▶ What is required:
Find how many lines in the data below include the word "color", then write only that number.

▶ Data for processing:
* BEGIN *

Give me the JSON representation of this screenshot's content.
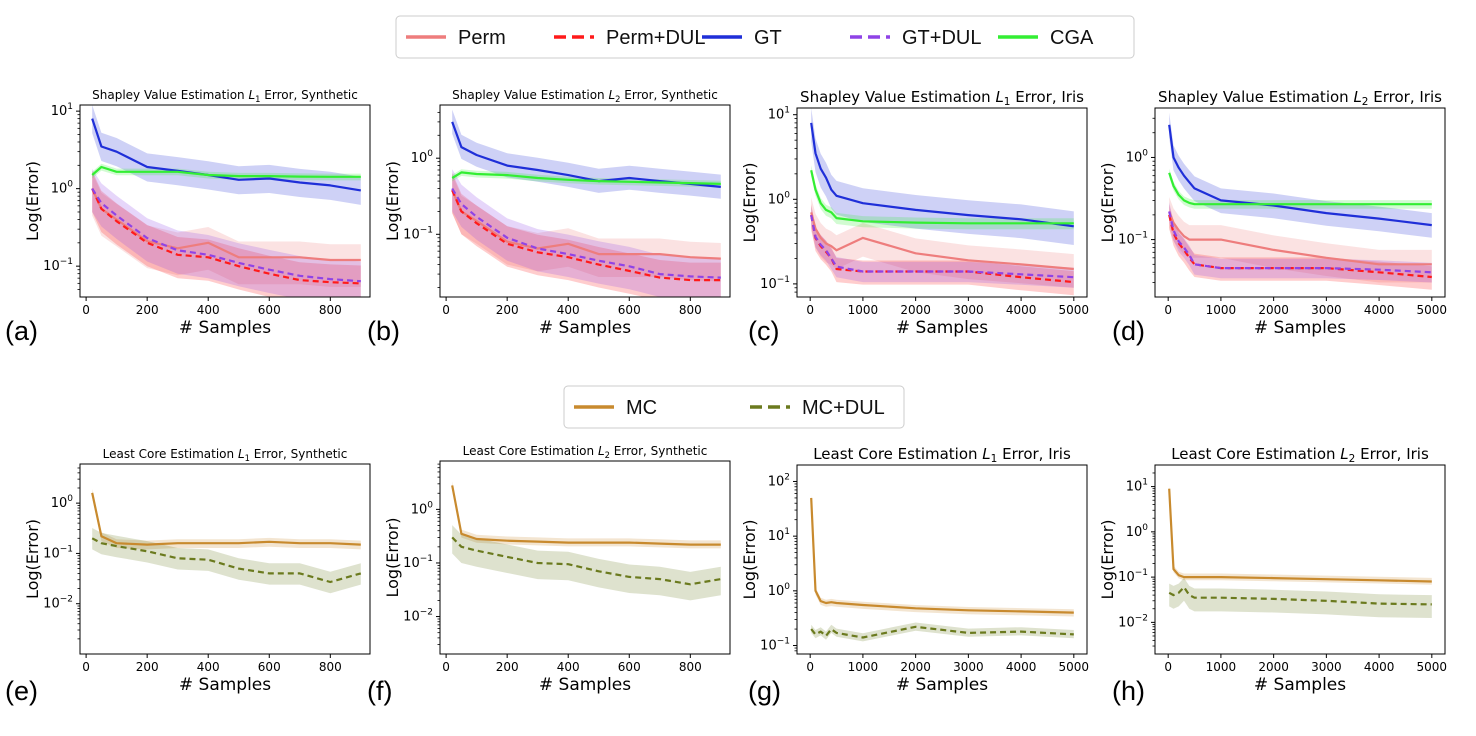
{
  "legend_top": [
    {
      "label": "Perm",
      "color": "#ee7d7d",
      "dash": ""
    },
    {
      "label": "Perm+DUL",
      "color": "#ff1a1a",
      "dash": "12,6"
    },
    {
      "label": "GT",
      "color": "#1f2fd8",
      "dash": ""
    },
    {
      "label": "GT+DUL",
      "color": "#8f43e6",
      "dash": "12,6"
    },
    {
      "label": "CGA",
      "color": "#33ee33",
      "dash": ""
    }
  ],
  "legend_bottom": [
    {
      "label": "MC",
      "color": "#c88a2e",
      "dash": ""
    },
    {
      "label": "MC+DUL",
      "color": "#6b7a1e",
      "dash": "12,6"
    }
  ],
  "chart_data": [
    {
      "id": "a",
      "type": "line",
      "letter": "(a)",
      "title_pre": "Shapley Value Estimation ",
      "title_var": "L",
      "title_sub": "1",
      "title_post": " Error, Synthetic",
      "xlabel": "# Samples",
      "ylabel": "Log(Error)",
      "yscale": "log",
      "xlim": [
        -20,
        930
      ],
      "ylim": [
        0.04,
        12
      ],
      "xticks": [
        0,
        200,
        400,
        600,
        800
      ],
      "yticks": [
        0.1,
        1,
        10
      ],
      "x": [
        20,
        50,
        100,
        200,
        300,
        400,
        500,
        600,
        700,
        800,
        900
      ],
      "series": [
        {
          "name": "Perm",
          "values": [
            1.0,
            0.55,
            0.4,
            0.21,
            0.17,
            0.2,
            0.13,
            0.13,
            0.13,
            0.12,
            0.12
          ],
          "band": [
            0.45,
            1.6
          ]
        },
        {
          "name": "Perm+DUL",
          "values": [
            1.0,
            0.55,
            0.38,
            0.2,
            0.14,
            0.13,
            0.1,
            0.08,
            0.066,
            0.062,
            0.06
          ],
          "band": [
            0.5,
            1.7
          ]
        },
        {
          "name": "GT",
          "values": [
            8.0,
            3.5,
            3.0,
            1.9,
            1.7,
            1.5,
            1.3,
            1.35,
            1.2,
            1.1,
            0.95
          ],
          "band": [
            0.65,
            1.5
          ]
        },
        {
          "name": "GT+DUL",
          "values": [
            1.0,
            0.65,
            0.45,
            0.23,
            0.16,
            0.14,
            0.11,
            0.09,
            0.075,
            0.068,
            0.064
          ],
          "band": [
            0.5,
            1.8
          ]
        },
        {
          "name": "CGA",
          "values": [
            1.5,
            1.9,
            1.65,
            1.65,
            1.65,
            1.5,
            1.45,
            1.45,
            1.43,
            1.42,
            1.42
          ],
          "band": [
            0.9,
            1.1
          ]
        }
      ]
    },
    {
      "id": "b",
      "type": "line",
      "letter": "(b)",
      "title_pre": "Shapley Value Estimation ",
      "title_var": "L",
      "title_sub": "2",
      "title_post": " Error, Synthetic",
      "xlabel": "# Samples",
      "ylabel": "Log(Error)",
      "yscale": "log",
      "xlim": [
        -20,
        930
      ],
      "ylim": [
        0.015,
        5
      ],
      "xticks": [
        0,
        200,
        400,
        600,
        800
      ],
      "yticks": [
        0.1,
        1
      ],
      "x": [
        20,
        50,
        100,
        200,
        300,
        400,
        500,
        600,
        700,
        800,
        900
      ],
      "series": [
        {
          "name": "Perm",
          "values": [
            0.38,
            0.2,
            0.15,
            0.08,
            0.065,
            0.075,
            0.055,
            0.055,
            0.055,
            0.05,
            0.048
          ],
          "band": [
            0.5,
            1.6
          ]
        },
        {
          "name": "Perm+DUL",
          "values": [
            0.38,
            0.2,
            0.14,
            0.075,
            0.058,
            0.05,
            0.04,
            0.033,
            0.027,
            0.025,
            0.025
          ],
          "band": [
            0.5,
            1.7
          ]
        },
        {
          "name": "GT",
          "values": [
            3.0,
            1.4,
            1.1,
            0.8,
            0.7,
            0.6,
            0.5,
            0.55,
            0.5,
            0.46,
            0.42
          ],
          "band": [
            0.7,
            1.45
          ]
        },
        {
          "name": "GT+DUL",
          "values": [
            0.4,
            0.25,
            0.17,
            0.09,
            0.065,
            0.055,
            0.045,
            0.038,
            0.03,
            0.028,
            0.027
          ],
          "band": [
            0.5,
            1.8
          ]
        },
        {
          "name": "CGA",
          "values": [
            0.55,
            0.65,
            0.62,
            0.6,
            0.55,
            0.52,
            0.5,
            0.49,
            0.48,
            0.47,
            0.46
          ],
          "band": [
            0.9,
            1.1
          ]
        }
      ]
    },
    {
      "id": "c",
      "type": "line",
      "letter": "(c)",
      "title_pre": "Shapley Value Estimation ",
      "title_var": "L",
      "title_sub": "1",
      "title_post": " Error, Iris",
      "xlabel": "# Samples",
      "ylabel": "Log(Error)",
      "yscale": "log",
      "xlim": [
        -250,
        5250
      ],
      "ylim": [
        0.07,
        12
      ],
      "xticks": [
        0,
        1000,
        2000,
        3000,
        4000,
        5000
      ],
      "yticks": [
        0.1,
        1,
        10
      ],
      "x": [
        20,
        100,
        200,
        300,
        400,
        500,
        1000,
        2000,
        3000,
        4000,
        5000
      ],
      "series": [
        {
          "name": "Perm",
          "values": [
            0.7,
            0.45,
            0.35,
            0.3,
            0.28,
            0.25,
            0.35,
            0.23,
            0.19,
            0.17,
            0.15
          ],
          "band": [
            0.6,
            1.5
          ]
        },
        {
          "name": "Perm+DUL",
          "values": [
            0.65,
            0.35,
            0.28,
            0.24,
            0.2,
            0.15,
            0.14,
            0.14,
            0.14,
            0.12,
            0.105
          ],
          "band": [
            0.7,
            1.35
          ]
        },
        {
          "name": "GT",
          "values": [
            8.0,
            3.5,
            2.3,
            1.8,
            1.3,
            1.1,
            0.9,
            0.75,
            0.65,
            0.58,
            0.48
          ],
          "band": [
            0.6,
            1.5
          ]
        },
        {
          "name": "GT+DUL",
          "values": [
            0.65,
            0.36,
            0.29,
            0.25,
            0.2,
            0.16,
            0.14,
            0.14,
            0.14,
            0.13,
            0.12
          ],
          "band": [
            0.75,
            1.3
          ]
        },
        {
          "name": "CGA",
          "values": [
            2.2,
            1.3,
            0.9,
            0.75,
            0.7,
            0.6,
            0.55,
            0.53,
            0.52,
            0.52,
            0.52
          ],
          "band": [
            0.85,
            1.15
          ]
        }
      ]
    },
    {
      "id": "d",
      "type": "line",
      "letter": "(d)",
      "title_pre": "Shapley Value Estimation ",
      "title_var": "L",
      "title_sub": "2",
      "title_post": " Error, Iris",
      "xlabel": "# Samples",
      "ylabel": "Log(Error)",
      "yscale": "log",
      "xlim": [
        -250,
        5250
      ],
      "ylim": [
        0.02,
        4
      ],
      "xticks": [
        0,
        1000,
        2000,
        3000,
        4000,
        5000
      ],
      "yticks": [
        0.1,
        1
      ],
      "x": [
        20,
        100,
        200,
        300,
        400,
        500,
        1000,
        2000,
        3000,
        4000,
        5000
      ],
      "series": [
        {
          "name": "Perm",
          "values": [
            0.22,
            0.16,
            0.13,
            0.11,
            0.1,
            0.1,
            0.1,
            0.075,
            0.06,
            0.05,
            0.05
          ],
          "band": [
            0.6,
            1.5
          ]
        },
        {
          "name": "Perm+DUL",
          "values": [
            0.2,
            0.12,
            0.09,
            0.075,
            0.06,
            0.05,
            0.045,
            0.045,
            0.045,
            0.04,
            0.035
          ],
          "band": [
            0.7,
            1.35
          ]
        },
        {
          "name": "GT",
          "values": [
            2.5,
            1.0,
            0.75,
            0.6,
            0.5,
            0.42,
            0.3,
            0.26,
            0.21,
            0.18,
            0.15
          ],
          "band": [
            0.7,
            1.4
          ]
        },
        {
          "name": "GT+DUL",
          "values": [
            0.22,
            0.13,
            0.095,
            0.08,
            0.065,
            0.05,
            0.045,
            0.045,
            0.045,
            0.043,
            0.04
          ],
          "band": [
            0.75,
            1.3
          ]
        },
        {
          "name": "CGA",
          "values": [
            0.65,
            0.45,
            0.35,
            0.3,
            0.28,
            0.27,
            0.27,
            0.27,
            0.27,
            0.27,
            0.27
          ],
          "band": [
            0.88,
            1.12
          ]
        }
      ]
    },
    {
      "id": "e",
      "type": "line",
      "letter": "(e)",
      "title_pre": "Least Core Estimation ",
      "title_var": "L",
      "title_sub": "1",
      "title_post": " Error, Synthetic",
      "xlabel": "# Samples",
      "ylabel": "Log(Error)",
      "yscale": "log",
      "xlim": [
        -20,
        930
      ],
      "ylim": [
        0.001,
        6
      ],
      "xticks": [
        0,
        200,
        400,
        600,
        800
      ],
      "yticks": [
        0.01,
        0.1,
        1
      ],
      "x": [
        20,
        50,
        100,
        200,
        300,
        400,
        500,
        600,
        700,
        800,
        900
      ],
      "series": [
        {
          "name": "MC",
          "values": [
            1.6,
            0.22,
            0.16,
            0.15,
            0.16,
            0.16,
            0.16,
            0.17,
            0.16,
            0.16,
            0.15
          ],
          "band": [
            0.8,
            1.2
          ]
        },
        {
          "name": "MC+DUL",
          "values": [
            0.2,
            0.16,
            0.14,
            0.11,
            0.08,
            0.075,
            0.05,
            0.04,
            0.04,
            0.027,
            0.04
          ],
          "band": [
            0.6,
            1.6
          ]
        }
      ]
    },
    {
      "id": "f",
      "type": "line",
      "letter": "(f)",
      "title_pre": "Least Core Estimation ",
      "title_var": "L",
      "title_sub": "2",
      "title_post": " Error, Synthetic",
      "xlabel": "# Samples",
      "ylabel": "Log(Error)",
      "yscale": "log",
      "xlim": [
        -20,
        930
      ],
      "ylim": [
        0.002,
        8
      ],
      "xticks": [
        0,
        200,
        400,
        600,
        800
      ],
      "yticks": [
        0.01,
        0.1,
        1
      ],
      "x": [
        20,
        50,
        100,
        200,
        300,
        400,
        500,
        600,
        700,
        800,
        900
      ],
      "series": [
        {
          "name": "MC",
          "values": [
            2.8,
            0.35,
            0.28,
            0.26,
            0.25,
            0.24,
            0.24,
            0.24,
            0.23,
            0.22,
            0.22
          ],
          "band": [
            0.85,
            1.2
          ]
        },
        {
          "name": "MC+DUL",
          "values": [
            0.3,
            0.2,
            0.17,
            0.13,
            0.1,
            0.095,
            0.07,
            0.055,
            0.05,
            0.04,
            0.05
          ],
          "band": [
            0.5,
            1.7
          ]
        }
      ]
    },
    {
      "id": "g",
      "type": "line",
      "letter": "(g)",
      "title_pre": "Least Core Estimation ",
      "title_var": "L",
      "title_sub": "1",
      "title_post": " Error, Iris",
      "xlabel": "# Samples",
      "ylabel": "Log(Error)",
      "yscale": "log",
      "xlim": [
        -250,
        5250
      ],
      "ylim": [
        0.07,
        200
      ],
      "xticks": [
        0,
        1000,
        2000,
        3000,
        4000,
        5000
      ],
      "yticks": [
        0.1,
        1,
        10,
        100
      ],
      "x": [
        20,
        100,
        200,
        300,
        400,
        500,
        1000,
        2000,
        3000,
        4000,
        5000
      ],
      "series": [
        {
          "name": "MC",
          "values": [
            50,
            1.0,
            0.65,
            0.6,
            0.62,
            0.6,
            0.55,
            0.48,
            0.44,
            0.42,
            0.4
          ],
          "band": [
            0.85,
            1.15
          ]
        },
        {
          "name": "MC+DUL",
          "values": [
            0.2,
            0.16,
            0.18,
            0.15,
            0.2,
            0.17,
            0.14,
            0.22,
            0.17,
            0.18,
            0.16
          ],
          "band": [
            0.85,
            1.2
          ]
        }
      ]
    },
    {
      "id": "h",
      "type": "line",
      "letter": "(h)",
      "title_pre": "Least Core Estimation ",
      "title_var": "L",
      "title_sub": "2",
      "title_post": " Error, Iris",
      "xlabel": "# Samples",
      "ylabel": "Log(Error)",
      "yscale": "log",
      "xlim": [
        -250,
        5250
      ],
      "ylim": [
        0.002,
        30
      ],
      "xticks": [
        0,
        1000,
        2000,
        3000,
        4000,
        5000
      ],
      "yticks": [
        0.01,
        0.1,
        1,
        10
      ],
      "x": [
        20,
        100,
        200,
        300,
        400,
        500,
        1000,
        2000,
        3000,
        4000,
        5000
      ],
      "series": [
        {
          "name": "MC",
          "values": [
            9.0,
            0.15,
            0.11,
            0.1,
            0.1,
            0.1,
            0.1,
            0.095,
            0.09,
            0.085,
            0.08
          ],
          "band": [
            0.85,
            1.2
          ]
        },
        {
          "name": "MC+DUL",
          "values": [
            0.045,
            0.04,
            0.045,
            0.06,
            0.04,
            0.035,
            0.035,
            0.033,
            0.03,
            0.026,
            0.025
          ],
          "band": [
            0.5,
            1.6
          ]
        }
      ]
    }
  ]
}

* END *

▶ Exercise solution:
7